GIVEN INSTRUCTION =
In the following material, identify every line holding the string "сайта" and return it.

ENTRIES PROVIDED =
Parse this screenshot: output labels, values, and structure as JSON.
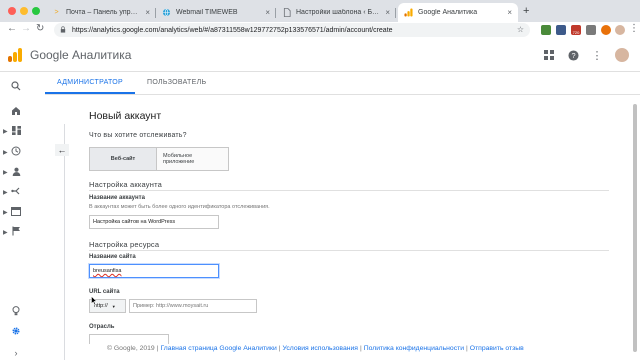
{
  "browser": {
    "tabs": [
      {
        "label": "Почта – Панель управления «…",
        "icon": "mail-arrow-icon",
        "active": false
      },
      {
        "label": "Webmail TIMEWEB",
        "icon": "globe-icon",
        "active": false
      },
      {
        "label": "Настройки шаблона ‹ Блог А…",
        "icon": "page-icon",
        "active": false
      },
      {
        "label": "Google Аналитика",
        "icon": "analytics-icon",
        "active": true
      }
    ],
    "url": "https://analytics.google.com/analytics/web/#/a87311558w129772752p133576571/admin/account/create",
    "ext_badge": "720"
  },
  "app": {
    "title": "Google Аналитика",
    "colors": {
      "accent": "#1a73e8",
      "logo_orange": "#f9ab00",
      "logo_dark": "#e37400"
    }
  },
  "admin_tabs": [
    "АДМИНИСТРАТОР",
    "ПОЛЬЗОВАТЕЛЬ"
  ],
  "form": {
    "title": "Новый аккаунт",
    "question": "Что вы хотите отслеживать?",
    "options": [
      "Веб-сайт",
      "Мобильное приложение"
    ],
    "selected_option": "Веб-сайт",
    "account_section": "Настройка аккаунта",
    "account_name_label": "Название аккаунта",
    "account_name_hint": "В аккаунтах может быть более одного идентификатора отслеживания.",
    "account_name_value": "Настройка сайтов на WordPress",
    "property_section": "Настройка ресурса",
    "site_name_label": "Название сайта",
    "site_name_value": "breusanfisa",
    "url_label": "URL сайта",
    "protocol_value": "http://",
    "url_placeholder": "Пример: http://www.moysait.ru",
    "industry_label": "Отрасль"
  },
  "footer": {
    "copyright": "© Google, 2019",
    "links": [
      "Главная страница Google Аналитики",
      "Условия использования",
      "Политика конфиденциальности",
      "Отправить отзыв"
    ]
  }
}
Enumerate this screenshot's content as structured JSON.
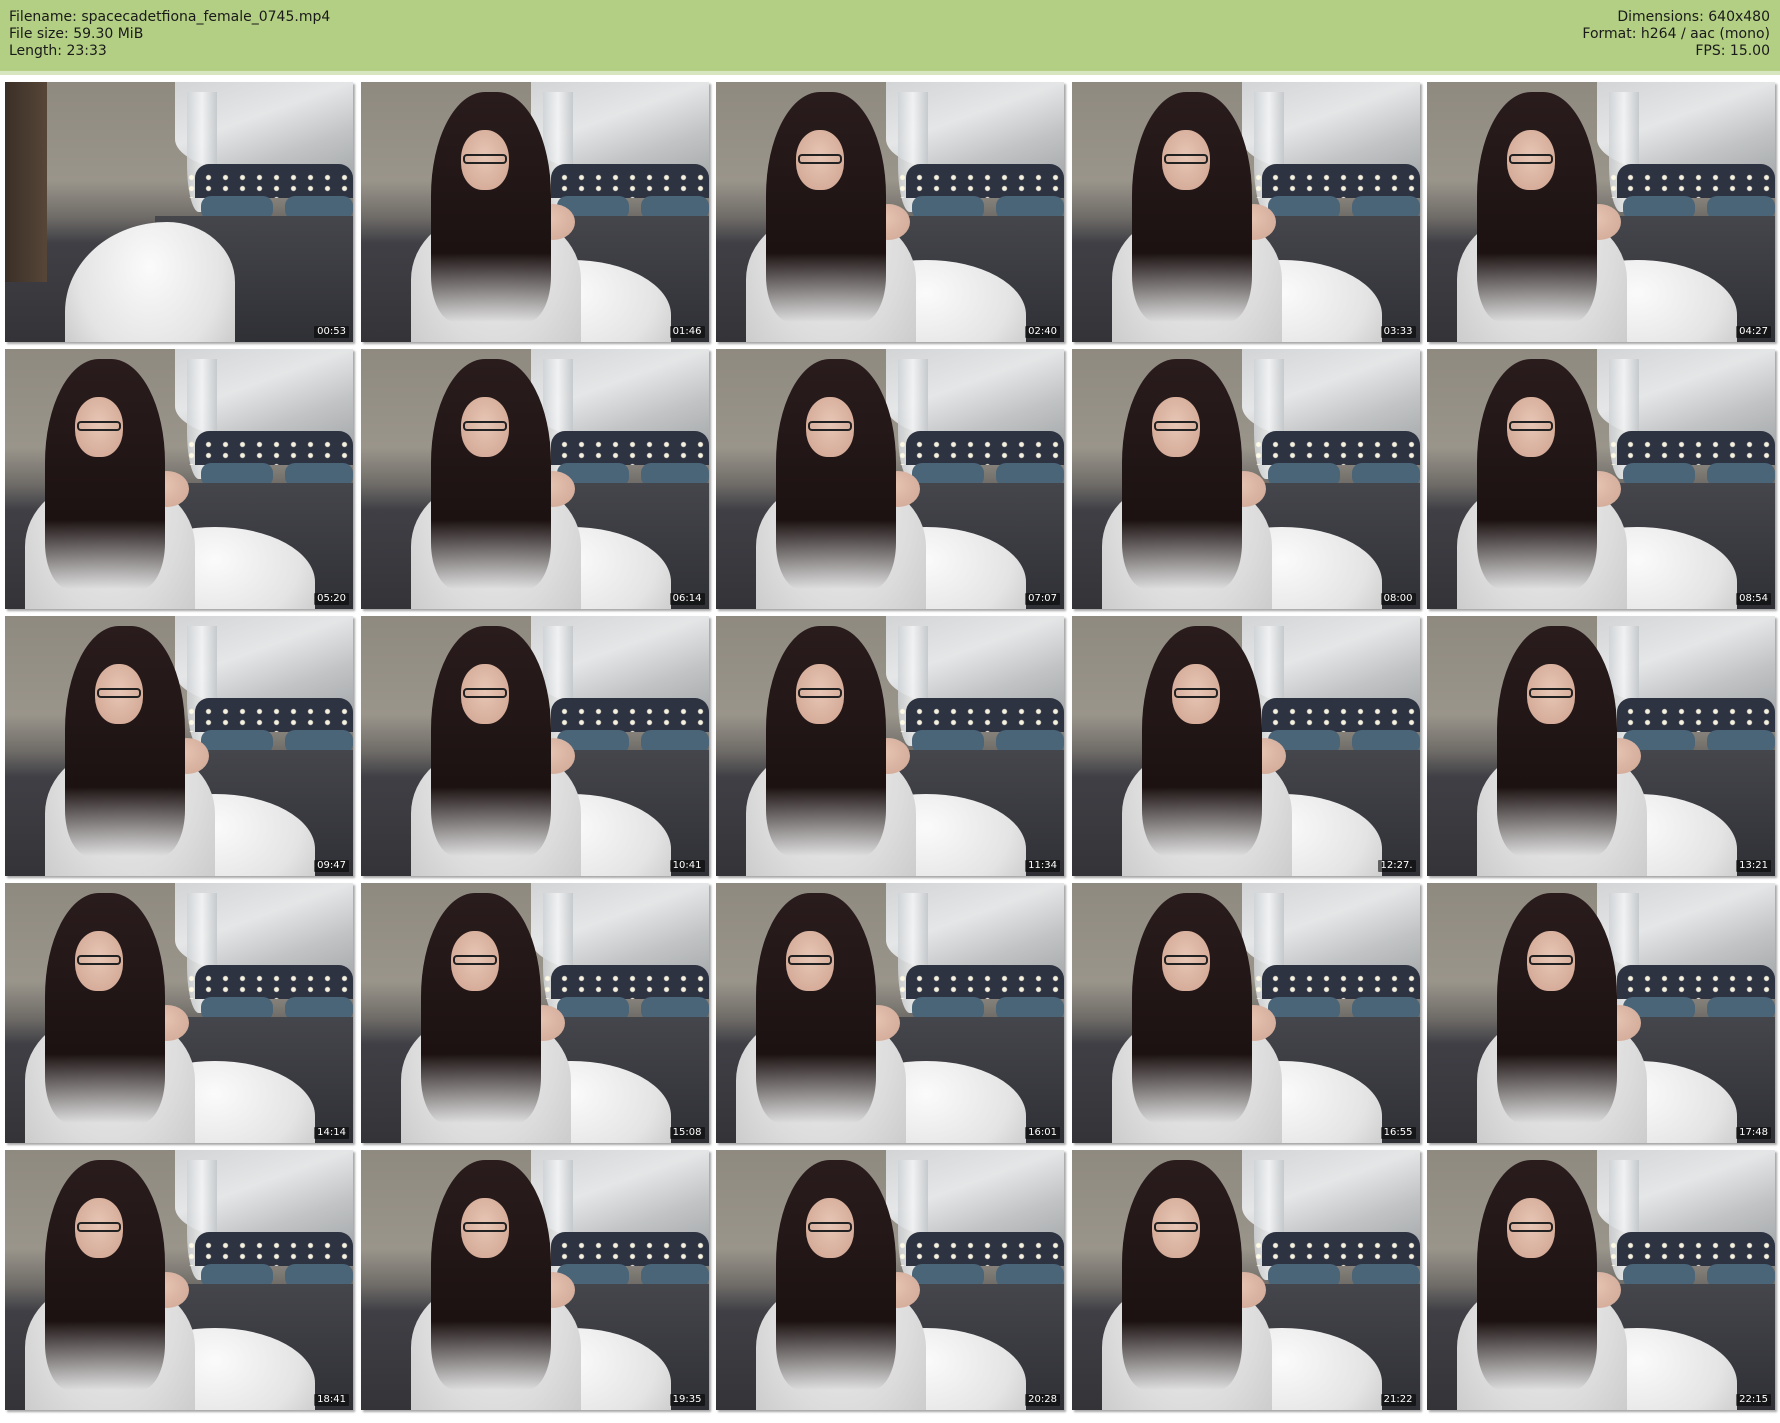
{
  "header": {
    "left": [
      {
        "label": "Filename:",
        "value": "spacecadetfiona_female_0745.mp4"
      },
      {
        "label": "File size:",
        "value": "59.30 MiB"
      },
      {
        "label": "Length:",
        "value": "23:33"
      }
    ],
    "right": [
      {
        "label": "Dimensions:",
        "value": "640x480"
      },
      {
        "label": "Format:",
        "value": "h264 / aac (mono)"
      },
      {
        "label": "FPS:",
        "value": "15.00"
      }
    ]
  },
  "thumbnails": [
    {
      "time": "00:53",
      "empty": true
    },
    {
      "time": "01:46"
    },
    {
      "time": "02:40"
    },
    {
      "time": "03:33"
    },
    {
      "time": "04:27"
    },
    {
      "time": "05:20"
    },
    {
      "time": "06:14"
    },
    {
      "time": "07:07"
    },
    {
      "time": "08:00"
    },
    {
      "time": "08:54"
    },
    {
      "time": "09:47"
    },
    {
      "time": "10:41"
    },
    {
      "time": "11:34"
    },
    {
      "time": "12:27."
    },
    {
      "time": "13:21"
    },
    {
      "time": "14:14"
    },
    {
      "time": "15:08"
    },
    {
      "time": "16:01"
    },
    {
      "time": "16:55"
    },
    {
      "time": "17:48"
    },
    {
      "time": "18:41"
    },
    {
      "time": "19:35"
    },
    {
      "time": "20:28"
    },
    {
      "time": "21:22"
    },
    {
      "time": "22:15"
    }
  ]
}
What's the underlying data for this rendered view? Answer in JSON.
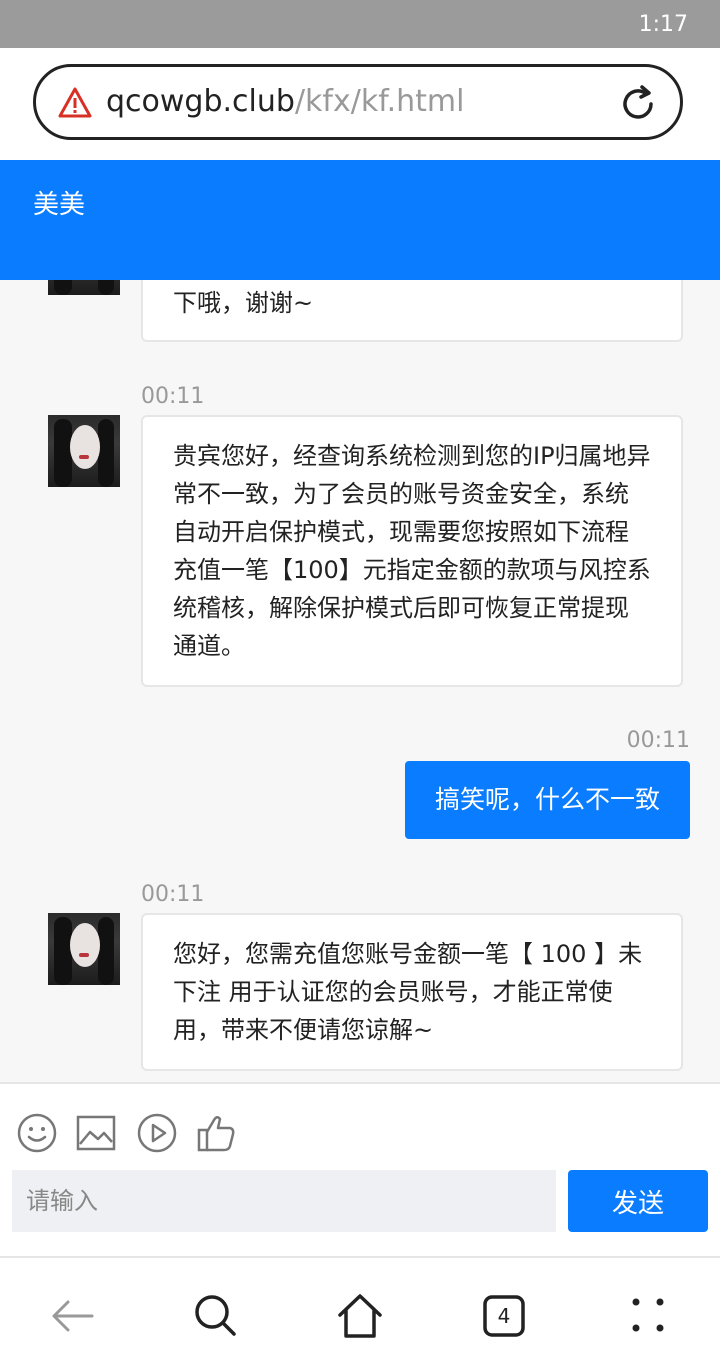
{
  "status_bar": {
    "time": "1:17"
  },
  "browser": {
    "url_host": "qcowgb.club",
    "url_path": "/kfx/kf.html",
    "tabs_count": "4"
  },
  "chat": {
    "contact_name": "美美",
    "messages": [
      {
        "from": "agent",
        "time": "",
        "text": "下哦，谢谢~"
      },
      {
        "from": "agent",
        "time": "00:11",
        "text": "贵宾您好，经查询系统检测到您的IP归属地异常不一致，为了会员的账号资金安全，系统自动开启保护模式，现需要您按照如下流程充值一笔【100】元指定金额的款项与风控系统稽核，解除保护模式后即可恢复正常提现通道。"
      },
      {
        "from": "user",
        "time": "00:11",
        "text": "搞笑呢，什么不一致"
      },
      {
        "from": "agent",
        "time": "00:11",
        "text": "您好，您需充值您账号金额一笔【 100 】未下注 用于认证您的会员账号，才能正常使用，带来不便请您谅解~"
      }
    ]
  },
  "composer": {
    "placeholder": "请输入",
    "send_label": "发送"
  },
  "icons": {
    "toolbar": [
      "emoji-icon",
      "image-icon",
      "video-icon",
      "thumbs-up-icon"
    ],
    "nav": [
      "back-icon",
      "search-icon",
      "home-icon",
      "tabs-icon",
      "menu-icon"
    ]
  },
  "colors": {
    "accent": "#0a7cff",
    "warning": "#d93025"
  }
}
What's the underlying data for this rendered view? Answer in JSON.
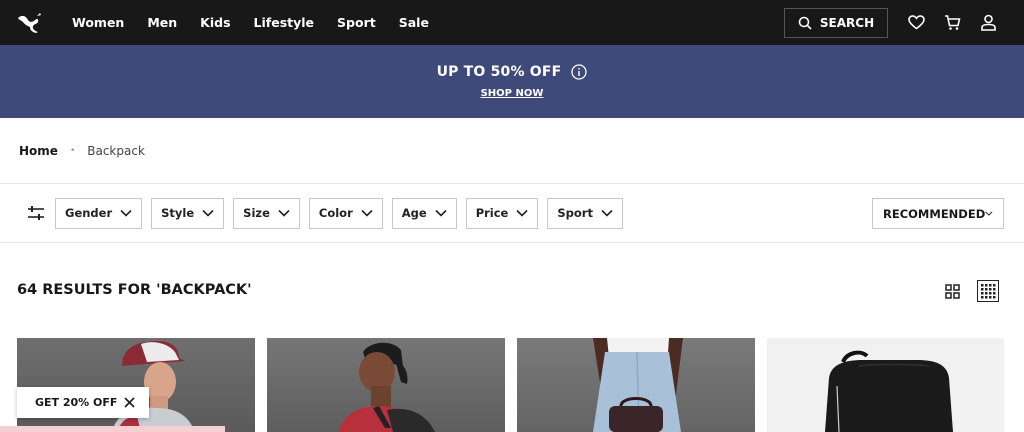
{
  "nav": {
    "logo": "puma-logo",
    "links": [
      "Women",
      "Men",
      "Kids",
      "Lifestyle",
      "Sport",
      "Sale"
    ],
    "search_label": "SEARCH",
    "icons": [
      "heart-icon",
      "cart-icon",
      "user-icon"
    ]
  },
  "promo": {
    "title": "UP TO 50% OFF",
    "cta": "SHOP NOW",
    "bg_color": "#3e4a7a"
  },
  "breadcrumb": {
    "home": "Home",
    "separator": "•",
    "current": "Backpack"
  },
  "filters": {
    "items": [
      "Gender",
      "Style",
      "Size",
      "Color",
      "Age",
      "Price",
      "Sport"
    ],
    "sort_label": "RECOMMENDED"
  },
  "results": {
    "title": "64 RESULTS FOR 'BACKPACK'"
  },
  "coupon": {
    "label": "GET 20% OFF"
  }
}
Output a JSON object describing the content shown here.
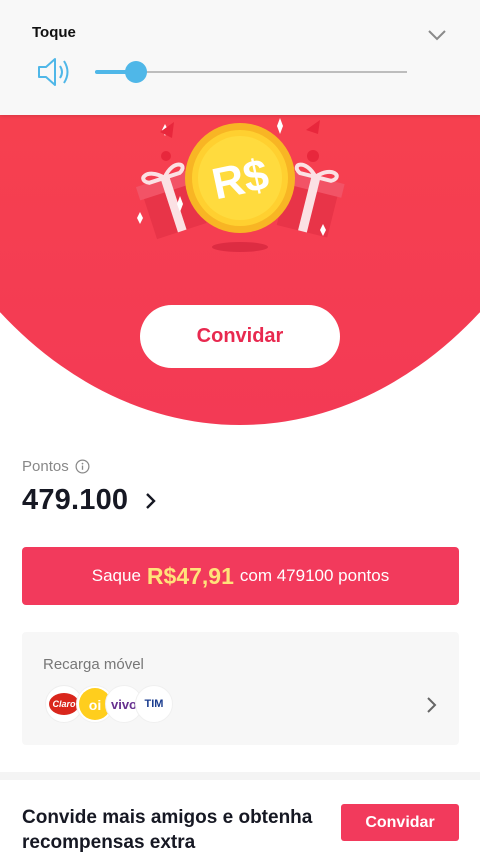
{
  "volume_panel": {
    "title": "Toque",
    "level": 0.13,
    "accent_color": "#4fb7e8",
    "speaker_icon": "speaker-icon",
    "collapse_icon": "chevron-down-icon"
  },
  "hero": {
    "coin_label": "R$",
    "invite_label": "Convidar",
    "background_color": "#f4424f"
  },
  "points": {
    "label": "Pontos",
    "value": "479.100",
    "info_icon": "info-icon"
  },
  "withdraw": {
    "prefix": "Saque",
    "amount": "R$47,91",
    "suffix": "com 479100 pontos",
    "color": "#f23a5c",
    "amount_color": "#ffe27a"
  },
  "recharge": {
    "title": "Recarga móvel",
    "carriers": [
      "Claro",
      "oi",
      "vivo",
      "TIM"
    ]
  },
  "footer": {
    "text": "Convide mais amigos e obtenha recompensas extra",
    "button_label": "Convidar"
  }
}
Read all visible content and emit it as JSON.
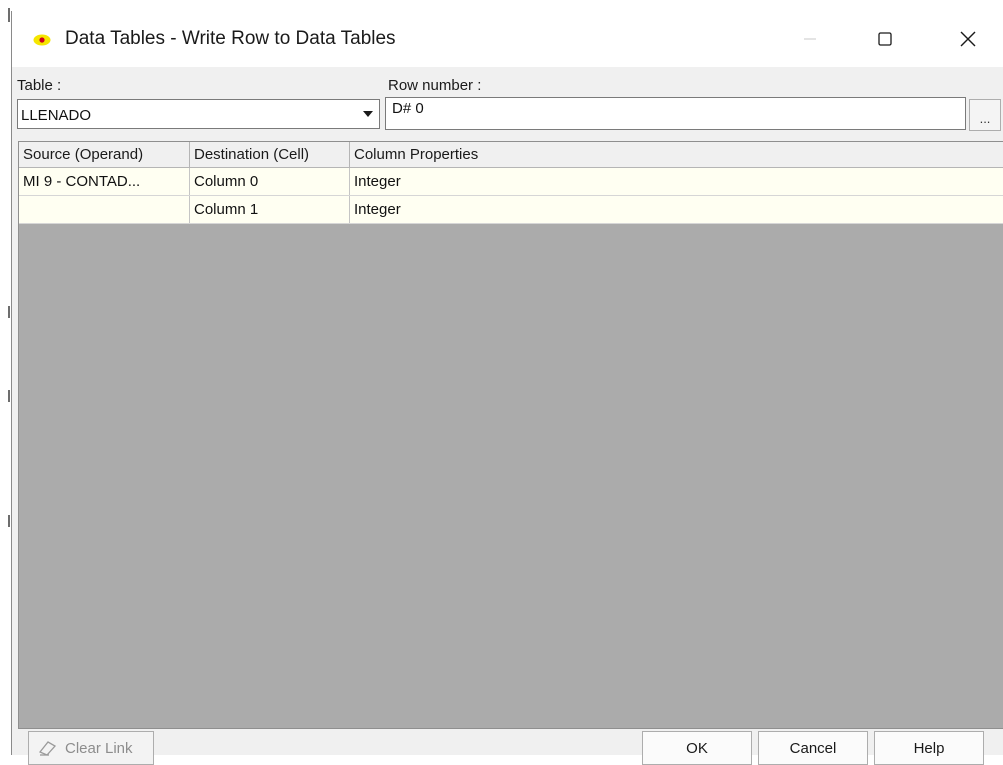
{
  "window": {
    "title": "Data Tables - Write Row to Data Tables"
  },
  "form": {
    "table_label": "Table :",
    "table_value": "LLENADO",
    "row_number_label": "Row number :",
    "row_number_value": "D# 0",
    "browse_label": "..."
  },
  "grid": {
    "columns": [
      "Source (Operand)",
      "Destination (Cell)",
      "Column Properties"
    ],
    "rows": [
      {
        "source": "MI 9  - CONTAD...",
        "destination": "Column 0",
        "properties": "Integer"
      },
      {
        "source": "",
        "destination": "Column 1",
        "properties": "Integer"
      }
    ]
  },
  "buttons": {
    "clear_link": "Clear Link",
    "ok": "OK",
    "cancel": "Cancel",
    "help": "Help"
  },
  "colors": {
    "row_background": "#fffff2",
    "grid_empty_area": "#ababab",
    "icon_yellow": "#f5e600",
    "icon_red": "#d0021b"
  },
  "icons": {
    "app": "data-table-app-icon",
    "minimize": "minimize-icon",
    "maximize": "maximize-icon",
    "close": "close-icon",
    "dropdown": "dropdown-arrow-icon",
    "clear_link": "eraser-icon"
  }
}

EXPECTED OUTPUT =
    "site_name_label": "Название сайта",
    "url_label": "URL сайта",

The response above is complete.